Locate and copy all lines bearing the word "giảm".

■ Provided entries:
BEGIN

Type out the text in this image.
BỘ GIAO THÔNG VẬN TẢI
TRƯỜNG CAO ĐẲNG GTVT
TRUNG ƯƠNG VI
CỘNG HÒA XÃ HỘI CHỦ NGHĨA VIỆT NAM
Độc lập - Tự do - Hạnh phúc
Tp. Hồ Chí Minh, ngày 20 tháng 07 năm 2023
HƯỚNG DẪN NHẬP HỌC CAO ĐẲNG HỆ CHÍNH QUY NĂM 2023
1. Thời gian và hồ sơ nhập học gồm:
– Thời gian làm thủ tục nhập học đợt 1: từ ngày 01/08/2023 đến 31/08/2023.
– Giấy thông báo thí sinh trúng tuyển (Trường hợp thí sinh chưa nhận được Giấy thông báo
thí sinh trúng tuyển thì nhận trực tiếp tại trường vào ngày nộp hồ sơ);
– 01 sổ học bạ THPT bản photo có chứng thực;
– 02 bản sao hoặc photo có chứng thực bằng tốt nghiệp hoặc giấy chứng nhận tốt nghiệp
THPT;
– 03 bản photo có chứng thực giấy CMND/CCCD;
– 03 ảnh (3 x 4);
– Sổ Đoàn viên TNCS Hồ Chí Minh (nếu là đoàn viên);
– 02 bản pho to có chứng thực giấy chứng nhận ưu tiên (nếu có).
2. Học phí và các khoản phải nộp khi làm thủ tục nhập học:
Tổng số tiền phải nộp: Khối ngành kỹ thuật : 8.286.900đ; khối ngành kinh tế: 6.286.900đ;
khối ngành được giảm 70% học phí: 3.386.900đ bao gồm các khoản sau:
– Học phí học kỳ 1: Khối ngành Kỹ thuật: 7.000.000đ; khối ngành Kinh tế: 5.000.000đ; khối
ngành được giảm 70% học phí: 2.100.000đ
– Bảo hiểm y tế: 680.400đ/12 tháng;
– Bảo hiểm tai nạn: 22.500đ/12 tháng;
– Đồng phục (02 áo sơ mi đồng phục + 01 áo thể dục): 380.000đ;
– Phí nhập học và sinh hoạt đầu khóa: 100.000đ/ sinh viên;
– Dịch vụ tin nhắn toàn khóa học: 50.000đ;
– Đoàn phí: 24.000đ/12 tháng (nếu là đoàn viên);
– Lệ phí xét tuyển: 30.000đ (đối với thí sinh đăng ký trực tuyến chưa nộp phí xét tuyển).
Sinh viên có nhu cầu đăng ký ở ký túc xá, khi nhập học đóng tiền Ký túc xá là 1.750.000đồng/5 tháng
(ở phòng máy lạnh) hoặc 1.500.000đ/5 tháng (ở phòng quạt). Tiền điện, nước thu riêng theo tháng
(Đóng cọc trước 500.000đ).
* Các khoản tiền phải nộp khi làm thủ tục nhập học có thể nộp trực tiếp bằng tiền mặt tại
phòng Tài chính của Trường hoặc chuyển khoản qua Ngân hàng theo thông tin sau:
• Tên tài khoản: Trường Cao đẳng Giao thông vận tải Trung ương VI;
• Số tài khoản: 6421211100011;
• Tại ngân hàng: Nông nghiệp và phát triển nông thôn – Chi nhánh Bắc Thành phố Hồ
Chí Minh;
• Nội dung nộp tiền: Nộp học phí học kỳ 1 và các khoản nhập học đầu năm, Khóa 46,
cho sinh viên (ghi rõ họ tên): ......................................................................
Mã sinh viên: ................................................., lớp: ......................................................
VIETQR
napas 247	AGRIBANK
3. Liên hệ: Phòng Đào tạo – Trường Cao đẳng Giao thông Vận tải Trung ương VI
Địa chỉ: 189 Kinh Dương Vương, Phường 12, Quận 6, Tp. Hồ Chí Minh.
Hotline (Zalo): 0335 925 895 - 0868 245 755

END

■ Expected output:
khối ngành được giảm 70% học phí: 3.386.900đ bao gồm các khoản sau:
ngành được giảm 70% học phí: 2.100.000đ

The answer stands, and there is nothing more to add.